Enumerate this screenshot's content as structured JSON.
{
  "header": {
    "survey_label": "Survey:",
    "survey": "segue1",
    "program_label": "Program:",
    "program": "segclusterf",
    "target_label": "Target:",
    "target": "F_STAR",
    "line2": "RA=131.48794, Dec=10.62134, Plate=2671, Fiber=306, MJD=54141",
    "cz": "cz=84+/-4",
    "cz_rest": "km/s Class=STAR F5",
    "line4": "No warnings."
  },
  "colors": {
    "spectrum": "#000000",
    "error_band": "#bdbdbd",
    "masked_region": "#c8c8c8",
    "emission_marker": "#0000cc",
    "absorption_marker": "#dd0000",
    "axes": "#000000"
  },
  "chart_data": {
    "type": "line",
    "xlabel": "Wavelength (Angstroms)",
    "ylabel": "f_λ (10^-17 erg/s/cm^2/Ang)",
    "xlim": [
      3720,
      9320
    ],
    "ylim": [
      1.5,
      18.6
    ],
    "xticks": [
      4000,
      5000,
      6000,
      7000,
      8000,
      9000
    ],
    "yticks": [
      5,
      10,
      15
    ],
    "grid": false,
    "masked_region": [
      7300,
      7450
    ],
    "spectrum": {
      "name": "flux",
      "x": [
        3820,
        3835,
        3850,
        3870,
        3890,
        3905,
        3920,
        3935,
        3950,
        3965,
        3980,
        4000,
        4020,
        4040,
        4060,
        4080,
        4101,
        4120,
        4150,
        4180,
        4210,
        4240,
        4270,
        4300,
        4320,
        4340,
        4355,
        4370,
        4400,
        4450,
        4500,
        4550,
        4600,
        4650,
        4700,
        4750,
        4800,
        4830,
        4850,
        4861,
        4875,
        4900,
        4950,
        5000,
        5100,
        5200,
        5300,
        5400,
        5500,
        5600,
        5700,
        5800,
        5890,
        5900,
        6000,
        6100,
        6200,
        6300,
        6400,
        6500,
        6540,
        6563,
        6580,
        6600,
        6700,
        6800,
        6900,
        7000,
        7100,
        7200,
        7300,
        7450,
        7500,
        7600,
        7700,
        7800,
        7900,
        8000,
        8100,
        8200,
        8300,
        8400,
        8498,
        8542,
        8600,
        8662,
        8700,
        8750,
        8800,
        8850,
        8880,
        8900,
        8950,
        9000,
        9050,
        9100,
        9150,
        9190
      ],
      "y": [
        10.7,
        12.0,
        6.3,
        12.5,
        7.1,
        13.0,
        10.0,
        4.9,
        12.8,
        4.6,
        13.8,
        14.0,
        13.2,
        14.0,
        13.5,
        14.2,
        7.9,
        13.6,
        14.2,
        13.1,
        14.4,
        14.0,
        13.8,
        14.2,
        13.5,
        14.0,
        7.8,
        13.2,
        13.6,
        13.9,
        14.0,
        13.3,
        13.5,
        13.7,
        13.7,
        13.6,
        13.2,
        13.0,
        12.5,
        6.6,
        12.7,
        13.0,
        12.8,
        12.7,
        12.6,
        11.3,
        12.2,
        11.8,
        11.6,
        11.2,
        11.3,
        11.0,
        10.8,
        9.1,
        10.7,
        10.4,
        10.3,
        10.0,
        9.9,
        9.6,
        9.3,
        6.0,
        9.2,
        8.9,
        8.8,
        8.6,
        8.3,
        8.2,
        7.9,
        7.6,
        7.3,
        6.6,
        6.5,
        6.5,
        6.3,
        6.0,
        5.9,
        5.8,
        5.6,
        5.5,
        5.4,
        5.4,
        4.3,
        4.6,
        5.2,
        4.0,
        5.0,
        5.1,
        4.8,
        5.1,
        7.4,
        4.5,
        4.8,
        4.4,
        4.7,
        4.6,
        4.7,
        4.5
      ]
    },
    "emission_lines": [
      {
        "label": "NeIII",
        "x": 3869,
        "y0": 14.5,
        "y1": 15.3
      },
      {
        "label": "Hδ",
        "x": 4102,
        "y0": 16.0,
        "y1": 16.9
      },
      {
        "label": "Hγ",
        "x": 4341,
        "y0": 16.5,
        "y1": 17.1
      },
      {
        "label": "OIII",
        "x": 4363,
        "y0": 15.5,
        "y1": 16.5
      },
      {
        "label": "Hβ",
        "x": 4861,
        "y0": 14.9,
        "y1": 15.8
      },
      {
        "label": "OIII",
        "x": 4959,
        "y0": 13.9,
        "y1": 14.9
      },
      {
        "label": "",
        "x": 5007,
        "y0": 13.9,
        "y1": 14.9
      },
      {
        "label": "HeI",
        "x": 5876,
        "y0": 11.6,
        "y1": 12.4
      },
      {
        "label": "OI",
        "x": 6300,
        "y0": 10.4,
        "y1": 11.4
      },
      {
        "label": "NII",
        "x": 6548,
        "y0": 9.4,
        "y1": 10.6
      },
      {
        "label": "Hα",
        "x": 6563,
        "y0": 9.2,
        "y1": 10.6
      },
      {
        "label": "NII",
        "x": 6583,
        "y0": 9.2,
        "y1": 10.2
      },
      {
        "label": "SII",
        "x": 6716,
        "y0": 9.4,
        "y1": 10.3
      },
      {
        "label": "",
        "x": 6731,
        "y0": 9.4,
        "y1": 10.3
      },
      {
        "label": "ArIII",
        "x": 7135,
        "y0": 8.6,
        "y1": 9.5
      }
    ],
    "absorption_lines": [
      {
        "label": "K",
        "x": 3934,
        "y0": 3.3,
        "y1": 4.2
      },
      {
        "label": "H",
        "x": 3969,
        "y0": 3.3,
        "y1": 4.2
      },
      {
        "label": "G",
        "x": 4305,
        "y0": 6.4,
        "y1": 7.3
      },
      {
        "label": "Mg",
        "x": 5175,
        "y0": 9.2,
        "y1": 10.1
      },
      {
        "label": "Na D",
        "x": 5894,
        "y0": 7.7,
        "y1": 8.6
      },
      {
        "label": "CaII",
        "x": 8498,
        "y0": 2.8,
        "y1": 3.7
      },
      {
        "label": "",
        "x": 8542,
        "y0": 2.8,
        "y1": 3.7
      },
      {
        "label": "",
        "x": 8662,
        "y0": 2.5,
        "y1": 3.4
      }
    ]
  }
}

◆ **Task to carry out**
All of the entries above need to be reproduced exactly.

◆ **Task answer**
Enumerate this screenshot's content as structured JSON.
{
  "header": {
    "survey_label": "Survey:",
    "survey": "segue1",
    "program_label": "Program:",
    "program": "segclusterf",
    "target_label": "Target:",
    "target": "F_STAR",
    "line2": "RA=131.48794, Dec=10.62134, Plate=2671, Fiber=306, MJD=54141",
    "cz": "cz=84+/-4",
    "cz_rest": "km/s Class=STAR F5",
    "line4": "No warnings."
  },
  "colors": {
    "spectrum": "#000000",
    "error_band": "#bdbdbd",
    "masked_region": "#c8c8c8",
    "emission_marker": "#0000cc",
    "absorption_marker": "#dd0000",
    "axes": "#000000"
  },
  "chart_data": {
    "type": "line",
    "xlabel": "Wavelength (Angstroms)",
    "ylabel": "f_λ (10^-17 erg/s/cm^2/Ang)",
    "xlim": [
      3720,
      9320
    ],
    "ylim": [
      1.5,
      18.6
    ],
    "xticks": [
      4000,
      5000,
      6000,
      7000,
      8000,
      9000
    ],
    "yticks": [
      5,
      10,
      15
    ],
    "grid": false,
    "masked_region": [
      7300,
      7450
    ],
    "spectrum": {
      "name": "flux",
      "x": [
        3820,
        3835,
        3850,
        3870,
        3890,
        3905,
        3920,
        3935,
        3950,
        3965,
        3980,
        4000,
        4020,
        4040,
        4060,
        4080,
        4101,
        4120,
        4150,
        4180,
        4210,
        4240,
        4270,
        4300,
        4320,
        4340,
        4355,
        4370,
        4400,
        4450,
        4500,
        4550,
        4600,
        4650,
        4700,
        4750,
        4800,
        4830,
        4850,
        4861,
        4875,
        4900,
        4950,
        5000,
        5100,
        5200,
        5300,
        5400,
        5500,
        5600,
        5700,
        5800,
        5890,
        5900,
        6000,
        6100,
        6200,
        6300,
        6400,
        6500,
        6540,
        6563,
        6580,
        6600,
        6700,
        6800,
        6900,
        7000,
        7100,
        7200,
        7300,
        7450,
        7500,
        7600,
        7700,
        7800,
        7900,
        8000,
        8100,
        8200,
        8300,
        8400,
        8498,
        8542,
        8600,
        8662,
        8700,
        8750,
        8800,
        8850,
        8880,
        8900,
        8950,
        9000,
        9050,
        9100,
        9150,
        9190
      ],
      "y": [
        10.7,
        12.0,
        6.3,
        12.5,
        7.1,
        13.0,
        10.0,
        4.9,
        12.8,
        4.6,
        13.8,
        14.0,
        13.2,
        14.0,
        13.5,
        14.2,
        7.9,
        13.6,
        14.2,
        13.1,
        14.4,
        14.0,
        13.8,
        14.2,
        13.5,
        14.0,
        7.8,
        13.2,
        13.6,
        13.9,
        14.0,
        13.3,
        13.5,
        13.7,
        13.7,
        13.6,
        13.2,
        13.0,
        12.5,
        6.6,
        12.7,
        13.0,
        12.8,
        12.7,
        12.6,
        11.3,
        12.2,
        11.8,
        11.6,
        11.2,
        11.3,
        11.0,
        10.8,
        9.1,
        10.7,
        10.4,
        10.3,
        10.0,
        9.9,
        9.6,
        9.3,
        6.0,
        9.2,
        8.9,
        8.8,
        8.6,
        8.3,
        8.2,
        7.9,
        7.6,
        7.3,
        6.6,
        6.5,
        6.5,
        6.3,
        6.0,
        5.9,
        5.8,
        5.6,
        5.5,
        5.4,
        5.4,
        4.3,
        4.6,
        5.2,
        4.0,
        5.0,
        5.1,
        4.8,
        5.1,
        7.4,
        4.5,
        4.8,
        4.4,
        4.7,
        4.6,
        4.7,
        4.5
      ]
    },
    "emission_lines": [
      {
        "label": "NeIII",
        "x": 3869,
        "y0": 14.5,
        "y1": 15.3
      },
      {
        "label": "Hδ",
        "x": 4102,
        "y0": 16.0,
        "y1": 16.9
      },
      {
        "label": "Hγ",
        "x": 4341,
        "y0": 16.5,
        "y1": 17.1
      },
      {
        "label": "OIII",
        "x": 4363,
        "y0": 15.5,
        "y1": 16.5
      },
      {
        "label": "Hβ",
        "x": 4861,
        "y0": 14.9,
        "y1": 15.8
      },
      {
        "label": "OIII",
        "x": 4959,
        "y0": 13.9,
        "y1": 14.9
      },
      {
        "label": "",
        "x": 5007,
        "y0": 13.9,
        "y1": 14.9
      },
      {
        "label": "HeI",
        "x": 5876,
        "y0": 11.6,
        "y1": 12.4
      },
      {
        "label": "OI",
        "x": 6300,
        "y0": 10.4,
        "y1": 11.4
      },
      {
        "label": "NII",
        "x": 6548,
        "y0": 9.4,
        "y1": 10.6
      },
      {
        "label": "Hα",
        "x": 6563,
        "y0": 9.2,
        "y1": 10.6
      },
      {
        "label": "NII",
        "x": 6583,
        "y0": 9.2,
        "y1": 10.2
      },
      {
        "label": "SII",
        "x": 6716,
        "y0": 9.4,
        "y1": 10.3
      },
      {
        "label": "",
        "x": 6731,
        "y0": 9.4,
        "y1": 10.3
      },
      {
        "label": "ArIII",
        "x": 7135,
        "y0": 8.6,
        "y1": 9.5
      }
    ],
    "absorption_lines": [
      {
        "label": "K",
        "x": 3934,
        "y0": 3.3,
        "y1": 4.2
      },
      {
        "label": "H",
        "x": 3969,
        "y0": 3.3,
        "y1": 4.2
      },
      {
        "label": "G",
        "x": 4305,
        "y0": 6.4,
        "y1": 7.3
      },
      {
        "label": "Mg",
        "x": 5175,
        "y0": 9.2,
        "y1": 10.1
      },
      {
        "label": "Na D",
        "x": 5894,
        "y0": 7.7,
        "y1": 8.6
      },
      {
        "label": "CaII",
        "x": 8498,
        "y0": 2.8,
        "y1": 3.7
      },
      {
        "label": "",
        "x": 8542,
        "y0": 2.8,
        "y1": 3.7
      },
      {
        "label": "",
        "x": 8662,
        "y0": 2.5,
        "y1": 3.4
      }
    ]
  }
}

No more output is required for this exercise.